◆ **Short exercise**: Please set down all the lines beneath this one exactly, without the pictures.

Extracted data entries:
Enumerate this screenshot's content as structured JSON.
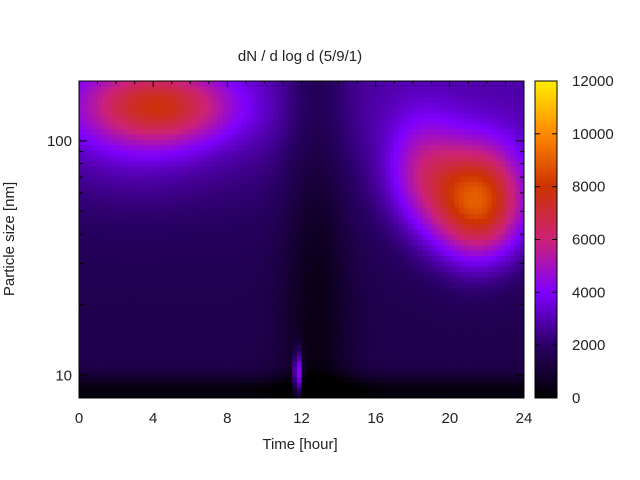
{
  "chart_data": {
    "type": "heatmap",
    "title": "dN / d log d (5/9/1)",
    "xlabel": "Time [hour]",
    "ylabel": "Particle size [nm]",
    "xlim": [
      0,
      24
    ],
    "ylim": [
      8,
      180
    ],
    "y_scale": "log",
    "x_ticks": [
      0,
      4,
      8,
      12,
      16,
      20,
      24
    ],
    "x_tick_labels": [
      "0",
      "4",
      "8",
      "12",
      "16",
      "20",
      "24"
    ],
    "y_ticks": [
      10,
      100
    ],
    "y_tick_labels": [
      "10",
      "100"
    ],
    "colorbar": {
      "min": 0,
      "max": 12000,
      "ticks": [
        0,
        2000,
        4000,
        6000,
        8000,
        10000,
        12000
      ],
      "tick_labels": [
        "0",
        "2000",
        "4000",
        "6000",
        "8000",
        "10000",
        "12000"
      ],
      "colormap": [
        "#000000",
        "#2a0066",
        "#7f00ff",
        "#cc2277",
        "#cc3300",
        "#ff8800",
        "#ffee00"
      ]
    },
    "features": [
      {
        "time": [
          0.5,
          8
        ],
        "size_nm": [
          90,
          220
        ],
        "peak_value": 5600
      },
      {
        "time": [
          11.5,
          12
        ],
        "size_nm": [
          9,
          15
        ],
        "peak_value": 5800
      },
      {
        "time": [
          17,
          24
        ],
        "size_nm": [
          30,
          110
        ],
        "peak_value": 8600
      }
    ],
    "grid": false
  }
}
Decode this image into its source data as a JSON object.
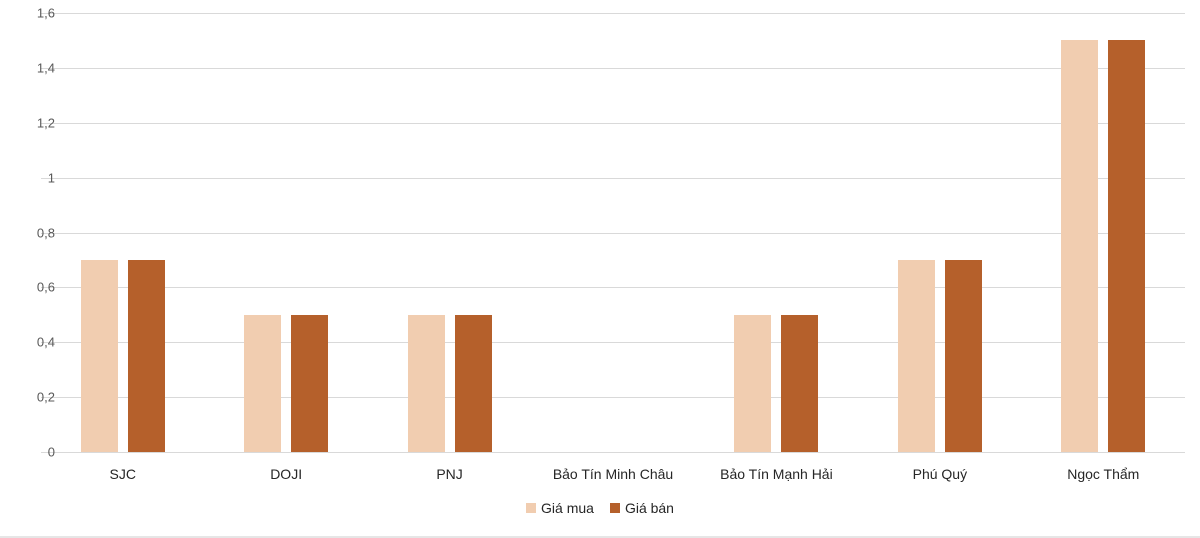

◆ **Result for this task**:
Enumerate this screenshot's content as structured JSON.
{
  "chart_data": {
    "type": "heatmap",
    "title": "dN / d log d (5/9/1)",
    "xlabel": "Time [hour]",
    "ylabel": "Particle size [nm]",
    "xlim": [
      0,
      24
    ],
    "ylim": [
      8,
      180
    ],
    "y_scale": "log",
    "x_ticks": [
      0,
      4,
      8,
      12,
      16,
      20,
      24
    ],
    "x_tick_labels": [
      "0",
      "4",
      "8",
      "12",
      "16",
      "20",
      "24"
    ],
    "y_ticks": [
      10,
      100
    ],
    "y_tick_labels": [
      "10",
      "100"
    ],
    "colorbar": {
      "min": 0,
      "max": 12000,
      "ticks": [
        0,
        2000,
        4000,
        6000,
        8000,
        10000,
        12000
      ],
      "tick_labels": [
        "0",
        "2000",
        "4000",
        "6000",
        "8000",
        "10000",
        "12000"
      ],
      "colormap": [
        "#000000",
        "#2a0066",
        "#7f00ff",
        "#cc2277",
        "#cc3300",
        "#ff8800",
        "#ffee00"
      ]
    },
    "features": [
      {
        "time": [
          0.5,
          8
        ],
        "size_nm": [
          90,
          220
        ],
        "peak_value": 5600
      },
      {
        "time": [
          11.5,
          12
        ],
        "size_nm": [
          9,
          15
        ],
        "peak_value": 5800
      },
      {
        "time": [
          17,
          24
        ],
        "size_nm": [
          30,
          110
        ],
        "peak_value": 8600
      }
    ],
    "grid": false
  }
}
Decode this image into its source data as a JSON object.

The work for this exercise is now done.